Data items
===============

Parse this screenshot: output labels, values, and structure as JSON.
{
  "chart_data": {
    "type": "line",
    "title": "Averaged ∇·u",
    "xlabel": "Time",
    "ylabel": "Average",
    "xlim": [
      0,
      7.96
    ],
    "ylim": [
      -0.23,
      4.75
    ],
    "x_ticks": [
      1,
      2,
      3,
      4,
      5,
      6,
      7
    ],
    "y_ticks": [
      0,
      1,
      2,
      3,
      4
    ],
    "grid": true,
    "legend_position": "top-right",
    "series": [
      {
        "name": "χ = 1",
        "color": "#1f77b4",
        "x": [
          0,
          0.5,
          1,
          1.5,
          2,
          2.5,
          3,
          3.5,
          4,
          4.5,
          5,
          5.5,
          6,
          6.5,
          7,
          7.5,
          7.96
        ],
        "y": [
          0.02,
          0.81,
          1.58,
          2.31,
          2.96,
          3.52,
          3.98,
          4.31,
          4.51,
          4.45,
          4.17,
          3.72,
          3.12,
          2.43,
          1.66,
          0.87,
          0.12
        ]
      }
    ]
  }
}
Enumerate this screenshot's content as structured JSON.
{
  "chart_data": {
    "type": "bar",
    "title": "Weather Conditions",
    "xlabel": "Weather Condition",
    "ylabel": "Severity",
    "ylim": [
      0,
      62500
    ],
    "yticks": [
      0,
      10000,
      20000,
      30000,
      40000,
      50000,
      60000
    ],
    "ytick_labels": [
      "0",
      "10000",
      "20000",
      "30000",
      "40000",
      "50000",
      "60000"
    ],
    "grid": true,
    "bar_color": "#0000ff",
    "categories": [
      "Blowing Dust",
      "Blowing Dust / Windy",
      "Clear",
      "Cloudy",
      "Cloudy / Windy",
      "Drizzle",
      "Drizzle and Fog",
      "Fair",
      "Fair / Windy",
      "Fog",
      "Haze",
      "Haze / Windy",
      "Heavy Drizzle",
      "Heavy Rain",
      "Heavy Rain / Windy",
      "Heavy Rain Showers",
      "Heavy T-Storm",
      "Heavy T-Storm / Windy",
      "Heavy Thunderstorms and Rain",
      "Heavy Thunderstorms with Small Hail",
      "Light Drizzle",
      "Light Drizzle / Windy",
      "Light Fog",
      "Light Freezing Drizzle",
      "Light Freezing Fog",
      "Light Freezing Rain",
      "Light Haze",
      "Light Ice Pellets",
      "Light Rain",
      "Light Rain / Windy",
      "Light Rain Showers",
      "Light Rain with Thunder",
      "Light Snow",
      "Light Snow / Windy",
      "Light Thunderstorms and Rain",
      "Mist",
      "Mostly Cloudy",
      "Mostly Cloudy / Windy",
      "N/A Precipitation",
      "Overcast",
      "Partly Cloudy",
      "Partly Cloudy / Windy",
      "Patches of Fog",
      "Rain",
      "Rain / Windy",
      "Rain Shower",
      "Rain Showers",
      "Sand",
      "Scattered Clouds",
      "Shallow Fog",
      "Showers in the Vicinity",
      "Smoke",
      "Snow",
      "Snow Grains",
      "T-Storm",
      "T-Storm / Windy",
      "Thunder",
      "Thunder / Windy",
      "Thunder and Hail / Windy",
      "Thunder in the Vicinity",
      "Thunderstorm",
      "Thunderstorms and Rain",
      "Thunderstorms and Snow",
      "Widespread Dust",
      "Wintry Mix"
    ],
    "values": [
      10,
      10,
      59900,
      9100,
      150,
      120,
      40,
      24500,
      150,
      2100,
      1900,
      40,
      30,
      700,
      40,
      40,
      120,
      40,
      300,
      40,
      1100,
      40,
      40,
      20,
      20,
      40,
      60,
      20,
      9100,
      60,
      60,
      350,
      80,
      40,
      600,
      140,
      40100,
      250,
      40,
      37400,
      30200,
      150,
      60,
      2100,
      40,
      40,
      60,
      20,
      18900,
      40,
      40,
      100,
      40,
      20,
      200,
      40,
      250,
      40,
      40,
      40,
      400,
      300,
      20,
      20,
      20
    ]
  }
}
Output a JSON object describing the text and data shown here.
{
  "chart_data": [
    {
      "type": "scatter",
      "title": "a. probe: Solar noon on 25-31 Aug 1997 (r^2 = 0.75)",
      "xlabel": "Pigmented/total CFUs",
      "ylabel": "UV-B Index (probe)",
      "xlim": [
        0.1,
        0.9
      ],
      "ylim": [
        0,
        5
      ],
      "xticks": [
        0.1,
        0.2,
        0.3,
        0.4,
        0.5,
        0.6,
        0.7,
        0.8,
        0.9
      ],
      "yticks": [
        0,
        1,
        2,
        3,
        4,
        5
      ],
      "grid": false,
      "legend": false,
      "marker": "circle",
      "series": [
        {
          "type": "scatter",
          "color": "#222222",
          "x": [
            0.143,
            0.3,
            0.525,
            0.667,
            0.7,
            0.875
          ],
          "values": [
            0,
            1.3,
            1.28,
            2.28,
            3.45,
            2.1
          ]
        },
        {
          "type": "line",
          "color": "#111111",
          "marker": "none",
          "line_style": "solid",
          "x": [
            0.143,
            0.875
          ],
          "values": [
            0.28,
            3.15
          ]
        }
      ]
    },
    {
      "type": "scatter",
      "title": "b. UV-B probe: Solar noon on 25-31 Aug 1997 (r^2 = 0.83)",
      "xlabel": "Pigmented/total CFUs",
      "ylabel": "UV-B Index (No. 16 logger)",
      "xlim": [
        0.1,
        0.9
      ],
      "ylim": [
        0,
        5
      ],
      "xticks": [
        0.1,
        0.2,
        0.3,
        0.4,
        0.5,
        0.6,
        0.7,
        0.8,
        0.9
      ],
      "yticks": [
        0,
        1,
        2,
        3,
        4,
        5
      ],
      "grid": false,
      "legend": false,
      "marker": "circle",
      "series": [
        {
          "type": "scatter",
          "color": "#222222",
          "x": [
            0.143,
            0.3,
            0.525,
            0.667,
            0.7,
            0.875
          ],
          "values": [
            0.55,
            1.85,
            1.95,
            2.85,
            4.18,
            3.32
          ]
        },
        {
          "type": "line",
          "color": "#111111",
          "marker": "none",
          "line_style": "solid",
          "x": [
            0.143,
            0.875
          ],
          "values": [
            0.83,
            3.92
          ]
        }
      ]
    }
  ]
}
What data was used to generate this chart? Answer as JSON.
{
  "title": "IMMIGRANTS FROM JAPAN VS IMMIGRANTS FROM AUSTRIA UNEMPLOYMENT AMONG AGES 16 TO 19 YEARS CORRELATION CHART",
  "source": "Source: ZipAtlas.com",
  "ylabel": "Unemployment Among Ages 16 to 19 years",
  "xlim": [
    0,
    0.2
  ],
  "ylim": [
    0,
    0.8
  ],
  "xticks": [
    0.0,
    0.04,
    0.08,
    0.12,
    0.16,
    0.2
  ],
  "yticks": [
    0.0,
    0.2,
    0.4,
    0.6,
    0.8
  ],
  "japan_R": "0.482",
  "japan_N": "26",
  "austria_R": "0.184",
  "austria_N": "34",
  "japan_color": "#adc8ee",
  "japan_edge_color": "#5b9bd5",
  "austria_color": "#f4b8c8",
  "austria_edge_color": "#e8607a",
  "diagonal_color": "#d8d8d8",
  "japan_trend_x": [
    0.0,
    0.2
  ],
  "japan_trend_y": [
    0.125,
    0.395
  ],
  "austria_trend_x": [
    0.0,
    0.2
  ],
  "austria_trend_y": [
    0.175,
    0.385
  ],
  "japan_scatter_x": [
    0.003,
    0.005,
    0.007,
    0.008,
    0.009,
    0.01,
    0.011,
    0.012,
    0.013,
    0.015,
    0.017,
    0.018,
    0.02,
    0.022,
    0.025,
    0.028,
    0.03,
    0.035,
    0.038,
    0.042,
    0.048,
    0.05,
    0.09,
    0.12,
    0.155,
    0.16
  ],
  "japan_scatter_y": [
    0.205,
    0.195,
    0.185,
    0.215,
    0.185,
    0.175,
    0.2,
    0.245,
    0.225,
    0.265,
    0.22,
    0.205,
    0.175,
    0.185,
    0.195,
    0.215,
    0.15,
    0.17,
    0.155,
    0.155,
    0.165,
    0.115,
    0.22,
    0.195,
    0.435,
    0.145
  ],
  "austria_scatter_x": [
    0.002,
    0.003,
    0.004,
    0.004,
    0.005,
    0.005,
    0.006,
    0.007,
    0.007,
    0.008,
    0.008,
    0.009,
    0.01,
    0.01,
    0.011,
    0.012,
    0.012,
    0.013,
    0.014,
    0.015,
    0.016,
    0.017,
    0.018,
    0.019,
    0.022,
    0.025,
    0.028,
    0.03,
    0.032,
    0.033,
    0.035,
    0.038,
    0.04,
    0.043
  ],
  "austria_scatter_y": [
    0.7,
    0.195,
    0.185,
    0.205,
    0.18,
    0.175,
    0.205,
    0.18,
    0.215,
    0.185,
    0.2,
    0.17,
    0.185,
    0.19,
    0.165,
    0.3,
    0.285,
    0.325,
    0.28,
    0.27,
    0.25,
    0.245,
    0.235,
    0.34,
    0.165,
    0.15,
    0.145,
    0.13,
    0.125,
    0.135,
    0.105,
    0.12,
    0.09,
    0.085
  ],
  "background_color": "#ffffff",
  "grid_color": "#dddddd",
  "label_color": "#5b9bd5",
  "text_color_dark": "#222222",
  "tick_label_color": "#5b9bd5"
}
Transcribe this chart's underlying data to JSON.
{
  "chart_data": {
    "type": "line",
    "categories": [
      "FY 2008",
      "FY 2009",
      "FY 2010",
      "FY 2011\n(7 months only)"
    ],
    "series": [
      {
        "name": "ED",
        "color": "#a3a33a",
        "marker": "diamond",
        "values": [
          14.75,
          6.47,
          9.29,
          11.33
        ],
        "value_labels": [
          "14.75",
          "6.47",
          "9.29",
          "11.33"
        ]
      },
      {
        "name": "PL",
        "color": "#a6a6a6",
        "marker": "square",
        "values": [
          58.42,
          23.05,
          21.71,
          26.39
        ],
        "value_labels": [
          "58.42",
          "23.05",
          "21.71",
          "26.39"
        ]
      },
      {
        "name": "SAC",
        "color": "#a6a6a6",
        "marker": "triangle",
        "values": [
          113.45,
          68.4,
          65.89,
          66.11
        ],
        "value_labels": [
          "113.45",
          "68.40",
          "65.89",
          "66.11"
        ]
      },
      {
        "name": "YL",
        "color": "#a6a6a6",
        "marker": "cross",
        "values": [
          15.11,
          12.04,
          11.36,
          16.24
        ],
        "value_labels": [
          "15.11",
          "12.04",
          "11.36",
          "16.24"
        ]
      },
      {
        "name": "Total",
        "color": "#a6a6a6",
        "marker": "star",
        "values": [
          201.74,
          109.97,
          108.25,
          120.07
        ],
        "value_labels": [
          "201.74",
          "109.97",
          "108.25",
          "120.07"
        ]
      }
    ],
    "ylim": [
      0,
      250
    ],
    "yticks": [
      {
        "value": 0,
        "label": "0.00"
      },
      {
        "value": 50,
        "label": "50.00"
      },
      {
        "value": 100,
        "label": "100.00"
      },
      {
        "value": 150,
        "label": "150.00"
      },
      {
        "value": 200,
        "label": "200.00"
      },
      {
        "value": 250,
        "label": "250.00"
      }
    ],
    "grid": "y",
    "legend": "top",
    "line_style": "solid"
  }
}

===============

■ Description of the task ■
Gather each line holding the string "Thunderstorms".

■ Finished answer ■
      "Heavy Thunderstorms and Rain",
      "Heavy Thunderstorms with Small Hail",
      "Light Thunderstorms and Rain",
      "Thunderstorms and Rain",
      "Thunderstorms and Snow",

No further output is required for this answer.